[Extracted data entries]

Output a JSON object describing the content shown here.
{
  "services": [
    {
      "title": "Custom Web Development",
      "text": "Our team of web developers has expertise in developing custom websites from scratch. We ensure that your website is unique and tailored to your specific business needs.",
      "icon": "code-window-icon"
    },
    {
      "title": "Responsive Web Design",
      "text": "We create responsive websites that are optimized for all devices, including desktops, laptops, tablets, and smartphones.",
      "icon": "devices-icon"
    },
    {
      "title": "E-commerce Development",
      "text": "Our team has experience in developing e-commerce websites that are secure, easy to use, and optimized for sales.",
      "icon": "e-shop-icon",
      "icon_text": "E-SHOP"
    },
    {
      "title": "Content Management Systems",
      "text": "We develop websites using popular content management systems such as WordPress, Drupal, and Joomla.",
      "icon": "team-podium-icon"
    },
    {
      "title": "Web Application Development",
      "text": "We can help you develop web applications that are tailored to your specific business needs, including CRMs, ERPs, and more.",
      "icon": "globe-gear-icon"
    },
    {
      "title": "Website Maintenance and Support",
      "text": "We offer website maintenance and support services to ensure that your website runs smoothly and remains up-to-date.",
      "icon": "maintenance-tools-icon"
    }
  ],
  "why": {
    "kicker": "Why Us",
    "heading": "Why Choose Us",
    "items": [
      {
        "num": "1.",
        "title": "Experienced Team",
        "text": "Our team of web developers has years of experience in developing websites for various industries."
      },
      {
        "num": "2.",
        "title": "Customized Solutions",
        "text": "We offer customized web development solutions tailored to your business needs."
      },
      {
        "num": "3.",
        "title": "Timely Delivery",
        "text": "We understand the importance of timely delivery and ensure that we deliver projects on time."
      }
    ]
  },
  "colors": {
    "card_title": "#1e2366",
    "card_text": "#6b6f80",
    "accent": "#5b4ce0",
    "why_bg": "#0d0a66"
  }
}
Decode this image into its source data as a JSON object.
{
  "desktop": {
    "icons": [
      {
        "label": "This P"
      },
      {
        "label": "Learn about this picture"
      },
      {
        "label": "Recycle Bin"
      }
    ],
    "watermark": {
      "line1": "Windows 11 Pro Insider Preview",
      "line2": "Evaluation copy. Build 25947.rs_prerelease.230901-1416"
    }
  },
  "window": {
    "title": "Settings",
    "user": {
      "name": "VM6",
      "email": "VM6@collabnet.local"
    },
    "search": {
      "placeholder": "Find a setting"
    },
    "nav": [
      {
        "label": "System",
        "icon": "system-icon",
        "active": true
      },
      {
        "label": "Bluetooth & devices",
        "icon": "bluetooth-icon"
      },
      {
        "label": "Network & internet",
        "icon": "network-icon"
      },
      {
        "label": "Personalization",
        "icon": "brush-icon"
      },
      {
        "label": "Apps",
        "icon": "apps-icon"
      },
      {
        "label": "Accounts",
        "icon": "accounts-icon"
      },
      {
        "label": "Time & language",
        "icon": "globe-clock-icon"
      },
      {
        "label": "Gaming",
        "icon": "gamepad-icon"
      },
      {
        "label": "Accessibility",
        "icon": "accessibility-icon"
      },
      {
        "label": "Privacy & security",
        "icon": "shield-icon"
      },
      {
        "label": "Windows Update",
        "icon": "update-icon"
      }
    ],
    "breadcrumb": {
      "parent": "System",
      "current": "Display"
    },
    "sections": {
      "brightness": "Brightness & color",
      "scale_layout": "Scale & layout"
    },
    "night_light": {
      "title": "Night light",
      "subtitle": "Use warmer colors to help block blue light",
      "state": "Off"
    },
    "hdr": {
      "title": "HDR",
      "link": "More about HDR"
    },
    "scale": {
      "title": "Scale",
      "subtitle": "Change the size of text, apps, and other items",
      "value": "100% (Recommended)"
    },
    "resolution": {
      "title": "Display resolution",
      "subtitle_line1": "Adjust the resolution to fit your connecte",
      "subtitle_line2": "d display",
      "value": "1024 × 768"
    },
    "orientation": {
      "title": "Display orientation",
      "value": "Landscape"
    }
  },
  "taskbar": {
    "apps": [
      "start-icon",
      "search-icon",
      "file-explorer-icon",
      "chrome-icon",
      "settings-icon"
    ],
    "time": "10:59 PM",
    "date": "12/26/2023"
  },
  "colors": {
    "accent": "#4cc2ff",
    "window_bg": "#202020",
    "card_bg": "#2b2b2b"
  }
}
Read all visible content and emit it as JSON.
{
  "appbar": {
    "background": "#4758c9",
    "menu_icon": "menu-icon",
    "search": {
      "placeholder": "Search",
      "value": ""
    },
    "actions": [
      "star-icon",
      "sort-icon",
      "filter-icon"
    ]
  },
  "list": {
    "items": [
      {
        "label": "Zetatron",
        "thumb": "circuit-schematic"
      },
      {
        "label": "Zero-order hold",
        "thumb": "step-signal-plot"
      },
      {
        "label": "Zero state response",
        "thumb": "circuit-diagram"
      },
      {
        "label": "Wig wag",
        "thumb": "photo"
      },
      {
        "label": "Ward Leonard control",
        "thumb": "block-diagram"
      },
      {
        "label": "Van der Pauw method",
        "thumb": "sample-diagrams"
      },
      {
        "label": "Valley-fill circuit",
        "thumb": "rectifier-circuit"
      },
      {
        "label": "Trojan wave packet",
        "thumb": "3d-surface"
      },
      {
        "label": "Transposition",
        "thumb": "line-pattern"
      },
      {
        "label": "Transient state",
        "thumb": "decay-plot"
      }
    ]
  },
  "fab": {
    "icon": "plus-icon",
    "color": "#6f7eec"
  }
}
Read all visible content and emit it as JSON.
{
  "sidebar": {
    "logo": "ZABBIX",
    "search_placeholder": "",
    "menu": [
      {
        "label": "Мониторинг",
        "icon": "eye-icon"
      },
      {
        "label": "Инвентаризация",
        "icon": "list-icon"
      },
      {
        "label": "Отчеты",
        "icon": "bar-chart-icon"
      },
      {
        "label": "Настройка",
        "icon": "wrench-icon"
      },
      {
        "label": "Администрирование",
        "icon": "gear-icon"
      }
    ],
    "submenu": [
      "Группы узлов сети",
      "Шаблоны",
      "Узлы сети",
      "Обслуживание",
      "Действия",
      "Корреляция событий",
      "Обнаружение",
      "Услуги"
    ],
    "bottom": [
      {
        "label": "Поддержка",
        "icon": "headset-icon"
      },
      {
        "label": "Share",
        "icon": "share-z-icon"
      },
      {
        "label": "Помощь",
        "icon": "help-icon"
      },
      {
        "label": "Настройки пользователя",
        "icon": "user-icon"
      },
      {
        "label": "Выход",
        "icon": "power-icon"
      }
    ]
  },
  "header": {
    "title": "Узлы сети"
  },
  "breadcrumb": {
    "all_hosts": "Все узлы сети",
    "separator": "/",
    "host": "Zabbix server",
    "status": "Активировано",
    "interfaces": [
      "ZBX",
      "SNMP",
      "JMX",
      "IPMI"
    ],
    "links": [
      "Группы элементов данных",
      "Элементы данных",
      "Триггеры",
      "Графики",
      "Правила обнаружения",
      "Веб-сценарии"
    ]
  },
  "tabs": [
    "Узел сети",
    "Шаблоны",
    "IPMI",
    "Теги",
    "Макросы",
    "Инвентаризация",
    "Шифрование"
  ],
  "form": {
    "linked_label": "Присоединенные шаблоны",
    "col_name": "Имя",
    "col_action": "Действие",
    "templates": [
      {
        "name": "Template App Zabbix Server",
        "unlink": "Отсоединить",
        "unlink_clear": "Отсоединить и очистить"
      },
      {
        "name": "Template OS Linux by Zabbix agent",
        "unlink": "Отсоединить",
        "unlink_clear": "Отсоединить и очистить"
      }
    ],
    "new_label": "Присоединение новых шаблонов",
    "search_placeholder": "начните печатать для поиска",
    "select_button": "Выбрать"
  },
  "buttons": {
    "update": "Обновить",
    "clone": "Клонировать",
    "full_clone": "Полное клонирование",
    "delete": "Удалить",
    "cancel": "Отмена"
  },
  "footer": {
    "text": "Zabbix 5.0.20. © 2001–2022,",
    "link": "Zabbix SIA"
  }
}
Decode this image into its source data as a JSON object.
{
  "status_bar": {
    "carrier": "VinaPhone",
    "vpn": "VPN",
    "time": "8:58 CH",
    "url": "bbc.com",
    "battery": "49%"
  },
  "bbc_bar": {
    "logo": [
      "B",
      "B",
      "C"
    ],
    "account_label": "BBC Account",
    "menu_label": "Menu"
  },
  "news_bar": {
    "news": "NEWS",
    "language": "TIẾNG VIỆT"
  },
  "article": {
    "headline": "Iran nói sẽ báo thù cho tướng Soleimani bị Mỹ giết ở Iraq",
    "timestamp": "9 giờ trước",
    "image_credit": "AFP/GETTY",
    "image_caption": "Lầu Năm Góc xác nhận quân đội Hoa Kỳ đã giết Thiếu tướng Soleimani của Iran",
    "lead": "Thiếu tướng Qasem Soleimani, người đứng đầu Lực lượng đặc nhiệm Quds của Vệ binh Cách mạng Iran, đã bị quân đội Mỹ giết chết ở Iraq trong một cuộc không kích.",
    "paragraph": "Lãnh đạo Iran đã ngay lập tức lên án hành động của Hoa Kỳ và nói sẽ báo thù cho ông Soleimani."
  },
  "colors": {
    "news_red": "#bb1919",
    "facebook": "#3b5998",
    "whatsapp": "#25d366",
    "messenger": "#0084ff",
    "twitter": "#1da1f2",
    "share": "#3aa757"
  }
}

What you will do:
Give every line of the material that includes the string "block".

Exercise output:
      "subtitle": "Use warmer colors to help block blue light",
        "thumb": "block-diagram"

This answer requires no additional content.